- **INPUT RECORDS**

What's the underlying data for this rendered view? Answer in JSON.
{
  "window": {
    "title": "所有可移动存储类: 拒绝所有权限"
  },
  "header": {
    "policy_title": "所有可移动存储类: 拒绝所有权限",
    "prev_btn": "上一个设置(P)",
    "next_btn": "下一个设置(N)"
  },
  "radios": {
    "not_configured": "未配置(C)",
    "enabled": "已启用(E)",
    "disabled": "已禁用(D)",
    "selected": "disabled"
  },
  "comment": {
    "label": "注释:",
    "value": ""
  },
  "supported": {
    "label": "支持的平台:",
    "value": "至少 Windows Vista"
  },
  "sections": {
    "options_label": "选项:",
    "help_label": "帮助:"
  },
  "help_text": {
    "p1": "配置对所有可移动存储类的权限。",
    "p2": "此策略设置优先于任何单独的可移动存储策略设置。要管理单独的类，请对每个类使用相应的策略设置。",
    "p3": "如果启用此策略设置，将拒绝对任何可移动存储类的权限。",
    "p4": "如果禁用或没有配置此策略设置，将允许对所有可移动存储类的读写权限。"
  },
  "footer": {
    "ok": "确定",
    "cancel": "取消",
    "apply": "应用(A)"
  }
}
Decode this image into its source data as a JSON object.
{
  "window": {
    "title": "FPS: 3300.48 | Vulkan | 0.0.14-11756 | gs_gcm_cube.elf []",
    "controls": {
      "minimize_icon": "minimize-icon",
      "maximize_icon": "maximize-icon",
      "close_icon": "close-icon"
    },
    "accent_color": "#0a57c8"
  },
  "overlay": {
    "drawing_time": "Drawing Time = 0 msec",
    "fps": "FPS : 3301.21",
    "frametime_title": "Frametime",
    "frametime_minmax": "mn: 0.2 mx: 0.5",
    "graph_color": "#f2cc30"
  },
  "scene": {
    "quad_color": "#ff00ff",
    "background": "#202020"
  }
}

- **EXERCISE TASK**
Collect each line above holding the string "data".

- **SOLUTION FOR THIS EXERCISE**
What's the underlying data for this rendered view? Answer in JSON.
Decode this image into its source data as a JSON object.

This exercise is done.